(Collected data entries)
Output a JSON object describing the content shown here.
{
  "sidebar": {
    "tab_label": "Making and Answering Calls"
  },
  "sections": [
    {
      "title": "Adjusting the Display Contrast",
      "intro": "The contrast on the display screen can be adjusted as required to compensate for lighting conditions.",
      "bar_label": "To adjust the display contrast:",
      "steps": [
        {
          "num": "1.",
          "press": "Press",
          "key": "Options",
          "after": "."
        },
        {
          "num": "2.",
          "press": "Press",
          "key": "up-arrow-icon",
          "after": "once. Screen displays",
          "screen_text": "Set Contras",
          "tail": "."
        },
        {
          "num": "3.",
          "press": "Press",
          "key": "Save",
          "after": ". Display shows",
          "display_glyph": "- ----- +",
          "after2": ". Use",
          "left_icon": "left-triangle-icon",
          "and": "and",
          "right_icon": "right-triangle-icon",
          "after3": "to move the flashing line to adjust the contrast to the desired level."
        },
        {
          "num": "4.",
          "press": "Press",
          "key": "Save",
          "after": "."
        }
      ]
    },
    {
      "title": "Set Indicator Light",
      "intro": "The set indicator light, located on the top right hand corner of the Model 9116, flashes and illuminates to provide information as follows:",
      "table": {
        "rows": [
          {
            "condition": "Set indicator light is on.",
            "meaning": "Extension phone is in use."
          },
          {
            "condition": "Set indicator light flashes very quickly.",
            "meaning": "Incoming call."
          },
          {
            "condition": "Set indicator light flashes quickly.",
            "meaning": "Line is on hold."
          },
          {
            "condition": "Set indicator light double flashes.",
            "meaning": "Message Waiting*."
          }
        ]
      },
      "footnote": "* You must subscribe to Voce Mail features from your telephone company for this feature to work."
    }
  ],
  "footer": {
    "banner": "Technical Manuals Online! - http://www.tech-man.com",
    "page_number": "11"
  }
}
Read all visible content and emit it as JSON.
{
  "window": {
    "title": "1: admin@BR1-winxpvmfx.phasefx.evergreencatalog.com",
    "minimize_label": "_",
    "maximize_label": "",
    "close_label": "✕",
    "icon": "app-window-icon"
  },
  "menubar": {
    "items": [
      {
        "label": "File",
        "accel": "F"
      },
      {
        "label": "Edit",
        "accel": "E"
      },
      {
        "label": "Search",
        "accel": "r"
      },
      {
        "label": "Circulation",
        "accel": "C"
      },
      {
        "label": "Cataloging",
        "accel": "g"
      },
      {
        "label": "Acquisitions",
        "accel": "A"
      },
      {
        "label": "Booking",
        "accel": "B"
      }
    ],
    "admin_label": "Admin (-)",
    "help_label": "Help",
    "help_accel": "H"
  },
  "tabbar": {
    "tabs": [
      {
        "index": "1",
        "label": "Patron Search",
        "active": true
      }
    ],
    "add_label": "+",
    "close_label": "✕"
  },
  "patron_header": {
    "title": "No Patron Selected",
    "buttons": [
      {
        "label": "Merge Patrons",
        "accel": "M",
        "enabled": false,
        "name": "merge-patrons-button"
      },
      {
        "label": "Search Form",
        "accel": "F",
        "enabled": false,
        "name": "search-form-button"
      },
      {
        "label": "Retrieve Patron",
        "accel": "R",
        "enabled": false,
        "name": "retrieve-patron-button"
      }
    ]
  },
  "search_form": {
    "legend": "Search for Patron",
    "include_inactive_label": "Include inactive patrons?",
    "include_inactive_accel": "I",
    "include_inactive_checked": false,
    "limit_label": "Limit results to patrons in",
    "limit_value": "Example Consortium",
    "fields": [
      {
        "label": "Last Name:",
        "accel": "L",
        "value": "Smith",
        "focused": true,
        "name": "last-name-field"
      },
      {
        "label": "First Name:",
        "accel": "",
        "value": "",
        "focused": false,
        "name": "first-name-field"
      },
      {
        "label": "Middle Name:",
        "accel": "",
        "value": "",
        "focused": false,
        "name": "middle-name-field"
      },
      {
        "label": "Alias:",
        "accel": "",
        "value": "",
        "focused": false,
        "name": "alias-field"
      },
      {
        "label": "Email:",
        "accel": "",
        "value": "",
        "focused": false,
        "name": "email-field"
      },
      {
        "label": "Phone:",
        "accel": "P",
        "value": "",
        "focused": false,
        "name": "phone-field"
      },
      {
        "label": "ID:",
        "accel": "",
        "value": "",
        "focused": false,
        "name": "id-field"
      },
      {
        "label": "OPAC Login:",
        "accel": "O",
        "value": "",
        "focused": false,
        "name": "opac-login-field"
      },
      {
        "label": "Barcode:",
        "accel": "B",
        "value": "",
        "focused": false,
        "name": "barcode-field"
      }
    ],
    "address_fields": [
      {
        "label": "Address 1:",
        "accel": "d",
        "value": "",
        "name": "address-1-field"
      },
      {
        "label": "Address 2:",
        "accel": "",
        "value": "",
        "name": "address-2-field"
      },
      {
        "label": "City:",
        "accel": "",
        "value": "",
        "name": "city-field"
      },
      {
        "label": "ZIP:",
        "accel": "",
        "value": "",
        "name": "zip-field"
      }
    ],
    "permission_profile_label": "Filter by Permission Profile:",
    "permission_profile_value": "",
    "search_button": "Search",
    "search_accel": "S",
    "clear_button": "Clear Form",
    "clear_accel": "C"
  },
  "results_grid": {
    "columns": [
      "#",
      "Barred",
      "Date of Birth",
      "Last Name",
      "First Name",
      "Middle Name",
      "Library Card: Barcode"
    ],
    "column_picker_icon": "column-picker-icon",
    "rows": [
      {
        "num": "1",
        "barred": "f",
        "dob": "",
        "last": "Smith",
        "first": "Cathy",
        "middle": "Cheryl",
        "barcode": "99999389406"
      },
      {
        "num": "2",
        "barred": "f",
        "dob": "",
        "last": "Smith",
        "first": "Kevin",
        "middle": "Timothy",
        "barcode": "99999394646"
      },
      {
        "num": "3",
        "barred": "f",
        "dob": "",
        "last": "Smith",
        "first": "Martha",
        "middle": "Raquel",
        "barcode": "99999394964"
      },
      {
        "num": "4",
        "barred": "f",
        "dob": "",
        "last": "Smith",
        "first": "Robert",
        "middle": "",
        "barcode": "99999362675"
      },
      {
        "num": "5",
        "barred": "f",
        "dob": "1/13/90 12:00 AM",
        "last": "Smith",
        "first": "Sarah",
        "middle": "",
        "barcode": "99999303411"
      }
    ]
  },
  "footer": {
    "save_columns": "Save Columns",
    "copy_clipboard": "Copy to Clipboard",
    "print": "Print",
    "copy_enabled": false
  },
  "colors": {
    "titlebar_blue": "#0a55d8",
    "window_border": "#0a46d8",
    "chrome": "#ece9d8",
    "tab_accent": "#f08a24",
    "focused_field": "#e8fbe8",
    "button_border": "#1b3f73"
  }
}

• _YOUR OBJECTIVE_: Here, the records must be output exactly and in full.

• _WRITTEN REPLY_:
Output a JSON object describing the content shown here.
{
  "sidebar": {
    "tab_label": "Making and Answering Calls"
  },
  "sections": [
    {
      "title": "Adjusting the Display Contrast",
      "intro": "The contrast on the display screen can be adjusted as required to compensate for lighting conditions.",
      "bar_label": "To adjust the display contrast:",
      "steps": [
        {
          "num": "1.",
          "press": "Press",
          "key": "Options",
          "after": "."
        },
        {
          "num": "2.",
          "press": "Press",
          "key": "up-arrow-icon",
          "after": "once. Screen displays",
          "screen_text": "Set Contras",
          "tail": "."
        },
        {
          "num": "3.",
          "press": "Press",
          "key": "Save",
          "after": ". Display shows",
          "display_glyph": "- ----- +",
          "after2": ". Use",
          "left_icon": "left-triangle-icon",
          "and": "and",
          "right_icon": "right-triangle-icon",
          "after3": "to move the flashing line to adjust the contrast to the desired level."
        },
        {
          "num": "4.",
          "press": "Press",
          "key": "Save",
          "after": "."
        }
      ]
    },
    {
      "title": "Set Indicator Light",
      "intro": "The set indicator light, located on the top right hand corner of the Model 9116, flashes and illuminates to provide information as follows:",
      "table": {
        "rows": [
          {
            "condition": "Set indicator light is on.",
            "meaning": "Extension phone is in use."
          },
          {
            "condition": "Set indicator light flashes very quickly.",
            "meaning": "Incoming call."
          },
          {
            "condition": "Set indicator light flashes quickly.",
            "meaning": "Line is on hold."
          },
          {
            "condition": "Set indicator light double flashes.",
            "meaning": "Message Waiting*."
          }
        ]
      },
      "footnote": "* You must subscribe to Voce Mail features from your telephone company for this feature to work."
    }
  ],
  "footer": {
    "banner": "Technical Manuals Online! - http://www.tech-man.com",
    "page_number": "11"
  }
}
Read all visible content and emit it as JSON.
{
  "window": {
    "title": "1: admin@BR1-winxpvmfx.phasefx.evergreencatalog.com",
    "minimize_label": "_",
    "maximize_label": "",
    "close_label": "✕",
    "icon": "app-window-icon"
  },
  "menubar": {
    "items": [
      {
        "label": "File",
        "accel": "F"
      },
      {
        "label": "Edit",
        "accel": "E"
      },
      {
        "label": "Search",
        "accel": "r"
      },
      {
        "label": "Circulation",
        "accel": "C"
      },
      {
        "label": "Cataloging",
        "accel": "g"
      },
      {
        "label": "Acquisitions",
        "accel": "A"
      },
      {
        "label": "Booking",
        "accel": "B"
      }
    ],
    "admin_label": "Admin (-)",
    "help_label": "Help",
    "help_accel": "H"
  },
  "tabbar": {
    "tabs": [
      {
        "index": "1",
        "label": "Patron Search",
        "active": true
      }
    ],
    "add_label": "+",
    "close_label": "✕"
  },
  "patron_header": {
    "title": "No Patron Selected",
    "buttons": [
      {
        "label": "Merge Patrons",
        "accel": "M",
        "enabled": false,
        "name": "merge-patrons-button"
      },
      {
        "label": "Search Form",
        "accel": "F",
        "enabled": false,
        "name": "search-form-button"
      },
      {
        "label": "Retrieve Patron",
        "accel": "R",
        "enabled": false,
        "name": "retrieve-patron-button"
      }
    ]
  },
  "search_form": {
    "legend": "Search for Patron",
    "include_inactive_label": "Include inactive patrons?",
    "include_inactive_accel": "I",
    "include_inactive_checked": false,
    "limit_label": "Limit results to patrons in",
    "limit_value": "Example Consortium",
    "fields": [
      {
        "label": "Last Name:",
        "accel": "L",
        "value": "Smith",
        "focused": true,
        "name": "last-name-field"
      },
      {
        "label": "First Name:",
        "accel": "",
        "value": "",
        "focused": false,
        "name": "first-name-field"
      },
      {
        "label": "Middle Name:",
        "accel": "",
        "value": "",
        "focused": false,
        "name": "middle-name-field"
      },
      {
        "label": "Alias:",
        "accel": "",
        "value": "",
        "focused": false,
        "name": "alias-field"
      },
      {
        "label": "Email:",
        "accel": "",
        "value": "",
        "focused": false,
        "name": "email-field"
      },
      {
        "label": "Phone:",
        "accel": "P",
        "value": "",
        "focused": false,
        "name": "phone-field"
      },
      {
        "label": "ID:",
        "accel": "",
        "value": "",
        "focused": false,
        "name": "id-field"
      },
      {
        "label": "OPAC Login:",
        "accel": "O",
        "value": "",
        "focused": false,
        "name": "opac-login-field"
      },
      {
        "label": "Barcode:",
        "accel": "B",
        "value": "",
        "focused": false,
        "name": "barcode-field"
      }
    ],
    "address_fields": [
      {
        "label": "Address 1:",
        "accel": "d",
        "value": "",
        "name": "address-1-field"
      },
      {
        "label": "Address 2:",
        "accel": "",
        "value": "",
        "name": "address-2-field"
      },
      {
        "label": "City:",
        "accel": "",
        "value": "",
        "name": "city-field"
      },
      {
        "label": "ZIP:",
        "accel": "",
        "value": "",
        "name": "zip-field"
      }
    ],
    "permission_profile_label": "Filter by Permission Profile:",
    "permission_profile_value": "",
    "search_button": "Search",
    "search_accel": "S",
    "clear_button": "Clear Form",
    "clear_accel": "C"
  },
  "results_grid": {
    "columns": [
      "#",
      "Barred",
      "Date of Birth",
      "Last Name",
      "First Name",
      "Middle Name",
      "Library Card: Barcode"
    ],
    "column_picker_icon": "column-picker-icon",
    "rows": [
      {
        "num": "1",
        "barred": "f",
        "dob": "",
        "last": "Smith",
        "first": "Cathy",
        "middle": "Cheryl",
        "barcode": "99999389406"
      },
      {
        "num": "2",
        "barred": "f",
        "dob": "",
        "last": "Smith",
        "first": "Kevin",
        "middle": "Timothy",
        "barcode": "99999394646"
      },
      {
        "num": "3",
        "barred": "f",
        "dob": "",
        "last": "Smith",
        "first": "Martha",
        "middle": "Raquel",
        "barcode": "99999394964"
      },
      {
        "num": "4",
        "barred": "f",
        "dob": "",
        "last": "Smith",
        "first": "Robert",
        "middle": "",
        "barcode": "99999362675"
      },
      {
        "num": "5",
        "barred": "f",
        "dob": "1/13/90 12:00 AM",
        "last": "Smith",
        "first": "Sarah",
        "middle": "",
        "barcode": "99999303411"
      }
    ]
  },
  "footer": {
    "save_columns": "Save Columns",
    "copy_clipboard": "Copy to Clipboard",
    "print": "Print",
    "copy_enabled": false
  },
  "colors": {
    "titlebar_blue": "#0a55d8",
    "window_border": "#0a46d8",
    "chrome": "#ece9d8",
    "tab_accent": "#f08a24",
    "focused_field": "#e8fbe8",
    "button_border": "#1b3f73"
  }
}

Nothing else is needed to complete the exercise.